— start —
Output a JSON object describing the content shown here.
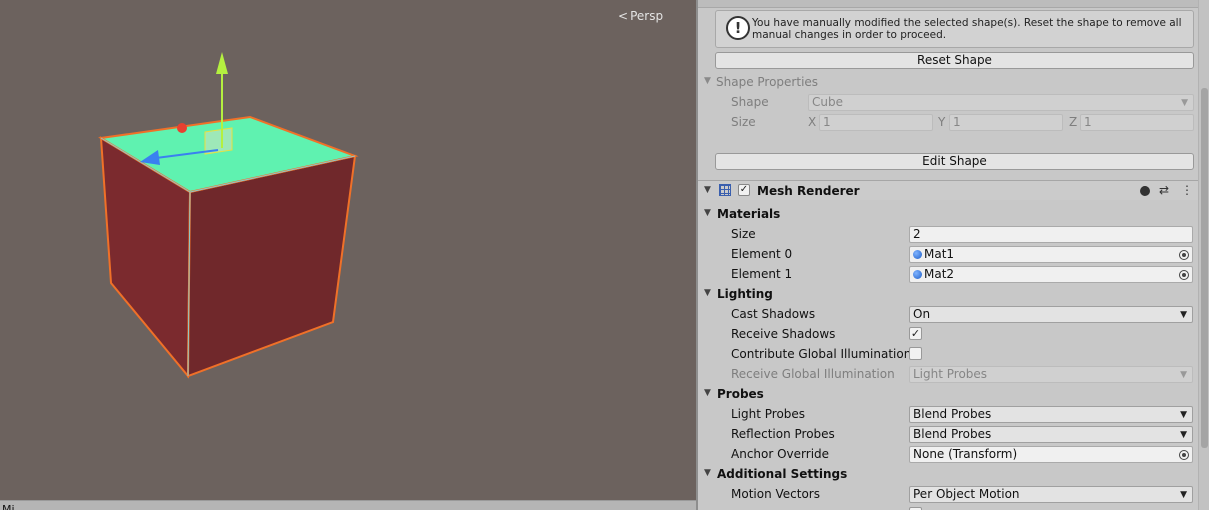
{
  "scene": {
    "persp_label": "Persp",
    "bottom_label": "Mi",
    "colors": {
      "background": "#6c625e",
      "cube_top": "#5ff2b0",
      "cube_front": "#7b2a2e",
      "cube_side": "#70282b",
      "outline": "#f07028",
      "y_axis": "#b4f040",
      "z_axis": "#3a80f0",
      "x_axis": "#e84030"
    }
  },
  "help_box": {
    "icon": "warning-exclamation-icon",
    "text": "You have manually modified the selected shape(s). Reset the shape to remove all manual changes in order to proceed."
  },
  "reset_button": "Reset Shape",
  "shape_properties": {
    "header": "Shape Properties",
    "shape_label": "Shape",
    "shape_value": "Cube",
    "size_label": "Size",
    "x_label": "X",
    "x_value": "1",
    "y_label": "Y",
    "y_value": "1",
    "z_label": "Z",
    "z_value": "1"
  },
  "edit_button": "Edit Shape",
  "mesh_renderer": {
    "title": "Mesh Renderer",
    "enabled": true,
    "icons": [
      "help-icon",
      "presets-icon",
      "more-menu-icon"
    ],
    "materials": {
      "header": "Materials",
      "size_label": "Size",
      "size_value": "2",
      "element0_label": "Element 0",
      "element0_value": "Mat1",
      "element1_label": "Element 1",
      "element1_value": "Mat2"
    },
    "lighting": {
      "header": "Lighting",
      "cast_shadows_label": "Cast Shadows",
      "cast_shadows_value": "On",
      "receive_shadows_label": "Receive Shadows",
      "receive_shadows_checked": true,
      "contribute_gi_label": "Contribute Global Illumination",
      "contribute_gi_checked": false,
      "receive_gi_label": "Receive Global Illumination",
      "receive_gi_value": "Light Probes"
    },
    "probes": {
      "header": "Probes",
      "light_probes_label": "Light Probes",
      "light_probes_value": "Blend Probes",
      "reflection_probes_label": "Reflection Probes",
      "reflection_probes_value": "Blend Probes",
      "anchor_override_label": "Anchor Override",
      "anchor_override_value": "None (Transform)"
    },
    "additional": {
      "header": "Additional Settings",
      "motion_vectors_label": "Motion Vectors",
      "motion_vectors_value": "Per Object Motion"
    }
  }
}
— end —
— start —
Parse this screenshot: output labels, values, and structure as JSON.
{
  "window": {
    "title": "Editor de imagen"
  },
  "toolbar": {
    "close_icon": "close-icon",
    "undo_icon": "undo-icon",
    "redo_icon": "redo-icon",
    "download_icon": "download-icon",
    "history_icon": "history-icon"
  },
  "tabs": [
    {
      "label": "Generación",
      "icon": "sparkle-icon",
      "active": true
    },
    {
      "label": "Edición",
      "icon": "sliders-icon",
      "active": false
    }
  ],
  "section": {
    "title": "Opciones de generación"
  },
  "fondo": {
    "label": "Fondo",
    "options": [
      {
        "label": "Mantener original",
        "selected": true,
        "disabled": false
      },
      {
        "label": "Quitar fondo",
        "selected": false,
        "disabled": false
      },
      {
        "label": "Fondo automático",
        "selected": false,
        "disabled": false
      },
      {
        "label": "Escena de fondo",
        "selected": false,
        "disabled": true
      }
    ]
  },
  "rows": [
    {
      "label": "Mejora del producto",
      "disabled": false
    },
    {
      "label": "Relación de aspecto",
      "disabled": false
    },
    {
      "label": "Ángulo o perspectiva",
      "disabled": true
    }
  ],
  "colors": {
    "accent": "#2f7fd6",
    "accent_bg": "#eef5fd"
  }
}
— end —
→ GIVEN PROBLEM: Check each line above for the word "true" and copy the ones that have it.

→ WRITTEN SOLUTION:
    "enabled": true,
      "receive_shadows_checked": true,
      "active": true
        "selected": true,
        "disabled": true
      "disabled": true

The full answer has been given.